--- Goal of the exercise ---
Without omitting anything, return the records precisely as given.

--- Material for the task ---

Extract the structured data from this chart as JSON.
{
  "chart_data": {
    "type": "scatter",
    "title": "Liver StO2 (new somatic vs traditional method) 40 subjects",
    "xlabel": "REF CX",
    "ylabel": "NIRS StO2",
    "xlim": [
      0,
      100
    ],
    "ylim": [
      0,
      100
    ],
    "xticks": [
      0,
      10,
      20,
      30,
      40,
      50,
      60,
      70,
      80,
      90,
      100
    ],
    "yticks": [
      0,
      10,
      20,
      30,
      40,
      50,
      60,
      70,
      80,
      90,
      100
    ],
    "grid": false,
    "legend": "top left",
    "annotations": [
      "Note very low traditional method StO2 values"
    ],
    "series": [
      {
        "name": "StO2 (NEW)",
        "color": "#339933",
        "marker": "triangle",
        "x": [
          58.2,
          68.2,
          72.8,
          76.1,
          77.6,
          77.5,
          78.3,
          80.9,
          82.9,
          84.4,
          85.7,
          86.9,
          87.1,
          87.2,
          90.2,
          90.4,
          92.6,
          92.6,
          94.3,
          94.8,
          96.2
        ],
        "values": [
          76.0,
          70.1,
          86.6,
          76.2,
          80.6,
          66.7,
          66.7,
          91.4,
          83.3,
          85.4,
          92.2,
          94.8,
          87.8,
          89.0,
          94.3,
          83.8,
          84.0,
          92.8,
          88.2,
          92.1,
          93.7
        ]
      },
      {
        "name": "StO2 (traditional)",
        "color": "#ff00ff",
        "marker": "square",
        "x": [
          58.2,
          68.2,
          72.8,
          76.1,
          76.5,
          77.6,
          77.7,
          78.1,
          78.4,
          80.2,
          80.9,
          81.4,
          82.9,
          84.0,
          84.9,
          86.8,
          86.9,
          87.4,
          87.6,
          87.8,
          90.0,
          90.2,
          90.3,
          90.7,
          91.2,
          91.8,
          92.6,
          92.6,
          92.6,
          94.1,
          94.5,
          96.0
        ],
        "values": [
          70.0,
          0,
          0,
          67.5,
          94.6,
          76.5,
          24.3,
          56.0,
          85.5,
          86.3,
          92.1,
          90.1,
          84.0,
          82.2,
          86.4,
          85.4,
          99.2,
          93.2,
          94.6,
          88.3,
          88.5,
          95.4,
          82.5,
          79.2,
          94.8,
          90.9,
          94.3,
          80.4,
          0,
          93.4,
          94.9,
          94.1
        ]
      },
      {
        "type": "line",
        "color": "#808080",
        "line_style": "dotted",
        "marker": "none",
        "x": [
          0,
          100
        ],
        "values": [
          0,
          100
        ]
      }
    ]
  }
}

--- Exercise response ---
Extract the structured data from this chart as JSON.
{
  "chart_data": {
    "type": "scatter",
    "title": "Liver StO2 (new somatic vs traditional method) 40 subjects",
    "xlabel": "REF CX",
    "ylabel": "NIRS StO2",
    "xlim": [
      0,
      100
    ],
    "ylim": [
      0,
      100
    ],
    "xticks": [
      0,
      10,
      20,
      30,
      40,
      50,
      60,
      70,
      80,
      90,
      100
    ],
    "yticks": [
      0,
      10,
      20,
      30,
      40,
      50,
      60,
      70,
      80,
      90,
      100
    ],
    "grid": false,
    "legend": "top left",
    "annotations": [
      "Note very low traditional method StO2 values"
    ],
    "series": [
      {
        "name": "StO2 (NEW)",
        "color": "#339933",
        "marker": "triangle",
        "x": [
          58.2,
          68.2,
          72.8,
          76.1,
          77.6,
          77.5,
          78.3,
          80.9,
          82.9,
          84.4,
          85.7,
          86.9,
          87.1,
          87.2,
          90.2,
          90.4,
          92.6,
          92.6,
          94.3,
          94.8,
          96.2
        ],
        "values": [
          76.0,
          70.1,
          86.6,
          76.2,
          80.6,
          66.7,
          66.7,
          91.4,
          83.3,
          85.4,
          92.2,
          94.8,
          87.8,
          89.0,
          94.3,
          83.8,
          84.0,
          92.8,
          88.2,
          92.1,
          93.7
        ]
      },
      {
        "name": "StO2 (traditional)",
        "color": "#ff00ff",
        "marker": "square",
        "x": [
          58.2,
          68.2,
          72.8,
          76.1,
          76.5,
          77.6,
          77.7,
          78.1,
          78.4,
          80.2,
          80.9,
          81.4,
          82.9,
          84.0,
          84.9,
          86.8,
          86.9,
          87.4,
          87.6,
          87.8,
          90.0,
          90.2,
          90.3,
          90.7,
          91.2,
          91.8,
          92.6,
          92.6,
          92.6,
          94.1,
          94.5,
          96.0
        ],
        "values": [
          70.0,
          0,
          0,
          67.5,
          94.6,
          76.5,
          24.3,
          56.0,
          85.5,
          86.3,
          92.1,
          90.1,
          84.0,
          82.2,
          86.4,
          85.4,
          99.2,
          93.2,
          94.6,
          88.3,
          88.5,
          95.4,
          82.5,
          79.2,
          94.8,
          90.9,
          94.3,
          80.4,
          0,
          93.4,
          94.9,
          94.1
        ]
      },
      {
        "type": "line",
        "color": "#808080",
        "line_style": "dotted",
        "marker": "none",
        "x": [
          0,
          100
        ],
        "values": [
          0,
          100
        ]
      }
    ]
  }
}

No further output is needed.